Count every line of the material that holds the string "photo". Respond with the total only.

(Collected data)
"""

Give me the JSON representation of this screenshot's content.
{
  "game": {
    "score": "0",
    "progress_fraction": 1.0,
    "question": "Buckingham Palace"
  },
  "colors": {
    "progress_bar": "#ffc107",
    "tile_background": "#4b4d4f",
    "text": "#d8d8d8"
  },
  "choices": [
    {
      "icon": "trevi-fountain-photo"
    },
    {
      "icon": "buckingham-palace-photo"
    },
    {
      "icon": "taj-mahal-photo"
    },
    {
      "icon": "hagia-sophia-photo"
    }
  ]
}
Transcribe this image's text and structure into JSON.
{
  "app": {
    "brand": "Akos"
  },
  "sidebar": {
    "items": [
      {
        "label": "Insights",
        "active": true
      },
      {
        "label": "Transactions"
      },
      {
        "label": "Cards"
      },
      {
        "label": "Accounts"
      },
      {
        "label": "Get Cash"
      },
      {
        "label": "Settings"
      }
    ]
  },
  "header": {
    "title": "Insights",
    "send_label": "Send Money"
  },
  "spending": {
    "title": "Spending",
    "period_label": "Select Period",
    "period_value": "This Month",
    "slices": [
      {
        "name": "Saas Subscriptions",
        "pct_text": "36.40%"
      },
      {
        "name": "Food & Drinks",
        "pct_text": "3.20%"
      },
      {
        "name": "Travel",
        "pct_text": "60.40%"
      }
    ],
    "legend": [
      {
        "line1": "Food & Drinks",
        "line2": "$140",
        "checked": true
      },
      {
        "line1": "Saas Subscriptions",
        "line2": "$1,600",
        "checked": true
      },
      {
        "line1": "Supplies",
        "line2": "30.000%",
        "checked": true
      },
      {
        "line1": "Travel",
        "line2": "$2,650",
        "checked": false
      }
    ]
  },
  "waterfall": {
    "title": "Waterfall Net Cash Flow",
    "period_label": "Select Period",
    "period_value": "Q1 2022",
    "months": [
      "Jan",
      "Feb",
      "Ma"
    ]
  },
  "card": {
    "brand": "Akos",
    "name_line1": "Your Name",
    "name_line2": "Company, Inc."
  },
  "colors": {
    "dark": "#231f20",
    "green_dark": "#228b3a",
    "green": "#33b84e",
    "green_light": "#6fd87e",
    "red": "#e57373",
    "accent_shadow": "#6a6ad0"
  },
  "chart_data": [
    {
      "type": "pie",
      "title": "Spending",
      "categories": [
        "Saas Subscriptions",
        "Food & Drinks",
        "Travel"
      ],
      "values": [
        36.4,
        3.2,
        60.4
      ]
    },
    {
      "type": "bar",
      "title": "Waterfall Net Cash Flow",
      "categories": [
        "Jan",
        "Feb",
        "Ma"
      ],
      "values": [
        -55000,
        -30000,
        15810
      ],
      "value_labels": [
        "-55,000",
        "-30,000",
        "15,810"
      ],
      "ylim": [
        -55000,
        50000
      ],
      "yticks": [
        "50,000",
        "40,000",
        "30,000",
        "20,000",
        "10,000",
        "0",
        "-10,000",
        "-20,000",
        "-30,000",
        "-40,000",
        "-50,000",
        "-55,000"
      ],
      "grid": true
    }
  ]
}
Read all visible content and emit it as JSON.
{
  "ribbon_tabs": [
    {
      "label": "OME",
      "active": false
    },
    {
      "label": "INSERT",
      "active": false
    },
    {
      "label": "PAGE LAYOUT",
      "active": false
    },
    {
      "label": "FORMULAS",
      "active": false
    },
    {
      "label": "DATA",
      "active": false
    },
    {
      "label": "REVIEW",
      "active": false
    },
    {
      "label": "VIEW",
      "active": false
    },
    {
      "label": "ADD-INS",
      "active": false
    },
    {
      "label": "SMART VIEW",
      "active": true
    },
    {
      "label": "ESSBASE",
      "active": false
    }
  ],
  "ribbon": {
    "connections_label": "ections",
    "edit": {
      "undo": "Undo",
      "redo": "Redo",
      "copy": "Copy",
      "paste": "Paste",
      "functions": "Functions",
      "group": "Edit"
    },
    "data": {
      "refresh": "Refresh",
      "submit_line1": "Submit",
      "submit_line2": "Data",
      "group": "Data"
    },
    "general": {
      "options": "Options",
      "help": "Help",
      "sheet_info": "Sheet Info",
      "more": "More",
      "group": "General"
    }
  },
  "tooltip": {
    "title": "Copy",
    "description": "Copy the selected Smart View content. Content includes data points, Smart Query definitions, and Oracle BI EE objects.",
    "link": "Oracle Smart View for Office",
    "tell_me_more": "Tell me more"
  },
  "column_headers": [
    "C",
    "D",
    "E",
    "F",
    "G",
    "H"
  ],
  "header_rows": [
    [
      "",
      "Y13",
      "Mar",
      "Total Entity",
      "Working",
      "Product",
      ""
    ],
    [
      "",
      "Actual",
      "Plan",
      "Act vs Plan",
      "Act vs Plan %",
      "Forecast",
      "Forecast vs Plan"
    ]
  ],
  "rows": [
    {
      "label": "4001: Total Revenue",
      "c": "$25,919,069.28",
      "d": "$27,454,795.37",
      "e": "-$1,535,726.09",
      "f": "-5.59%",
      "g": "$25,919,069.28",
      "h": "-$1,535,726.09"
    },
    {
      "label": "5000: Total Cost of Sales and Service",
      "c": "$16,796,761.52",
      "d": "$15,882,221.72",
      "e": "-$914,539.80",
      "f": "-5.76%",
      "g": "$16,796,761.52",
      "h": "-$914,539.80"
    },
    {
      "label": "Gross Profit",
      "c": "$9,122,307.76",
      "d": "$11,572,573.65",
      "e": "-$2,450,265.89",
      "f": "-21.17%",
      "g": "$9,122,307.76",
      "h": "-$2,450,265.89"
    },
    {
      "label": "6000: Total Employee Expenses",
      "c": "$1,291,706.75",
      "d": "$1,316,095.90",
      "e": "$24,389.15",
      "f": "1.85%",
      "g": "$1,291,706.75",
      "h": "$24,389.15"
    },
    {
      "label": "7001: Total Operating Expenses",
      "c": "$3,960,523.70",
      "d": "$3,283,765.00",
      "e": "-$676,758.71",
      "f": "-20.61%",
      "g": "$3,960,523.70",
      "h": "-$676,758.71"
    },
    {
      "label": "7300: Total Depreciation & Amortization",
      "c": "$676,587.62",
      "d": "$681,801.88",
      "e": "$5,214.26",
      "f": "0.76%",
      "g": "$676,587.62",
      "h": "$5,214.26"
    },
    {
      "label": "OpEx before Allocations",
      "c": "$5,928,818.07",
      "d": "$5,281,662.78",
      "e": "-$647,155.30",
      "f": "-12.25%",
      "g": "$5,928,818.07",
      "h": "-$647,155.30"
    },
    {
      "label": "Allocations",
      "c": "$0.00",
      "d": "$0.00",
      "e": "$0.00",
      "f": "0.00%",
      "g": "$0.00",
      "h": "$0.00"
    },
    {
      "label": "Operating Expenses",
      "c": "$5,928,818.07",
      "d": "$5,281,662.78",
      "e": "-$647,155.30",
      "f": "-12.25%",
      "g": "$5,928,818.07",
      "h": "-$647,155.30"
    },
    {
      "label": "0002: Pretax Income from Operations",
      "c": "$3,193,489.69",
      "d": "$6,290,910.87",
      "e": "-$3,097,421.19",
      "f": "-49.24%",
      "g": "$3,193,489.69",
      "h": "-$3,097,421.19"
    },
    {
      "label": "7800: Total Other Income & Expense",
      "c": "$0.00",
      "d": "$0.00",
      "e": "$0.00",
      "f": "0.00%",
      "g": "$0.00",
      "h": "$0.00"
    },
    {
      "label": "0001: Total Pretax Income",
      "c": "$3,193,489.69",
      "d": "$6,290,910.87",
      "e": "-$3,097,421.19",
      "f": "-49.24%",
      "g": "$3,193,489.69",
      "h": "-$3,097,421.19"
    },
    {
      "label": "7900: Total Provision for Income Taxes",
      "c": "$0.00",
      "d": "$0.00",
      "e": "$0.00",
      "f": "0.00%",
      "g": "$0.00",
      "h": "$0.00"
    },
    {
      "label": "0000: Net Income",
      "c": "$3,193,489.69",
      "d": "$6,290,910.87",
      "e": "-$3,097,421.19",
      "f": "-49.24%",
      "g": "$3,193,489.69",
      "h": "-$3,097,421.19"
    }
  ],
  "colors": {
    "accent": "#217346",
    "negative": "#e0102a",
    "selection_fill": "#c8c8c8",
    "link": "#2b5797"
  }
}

"""

## REPLY TO THE EXERCISE
4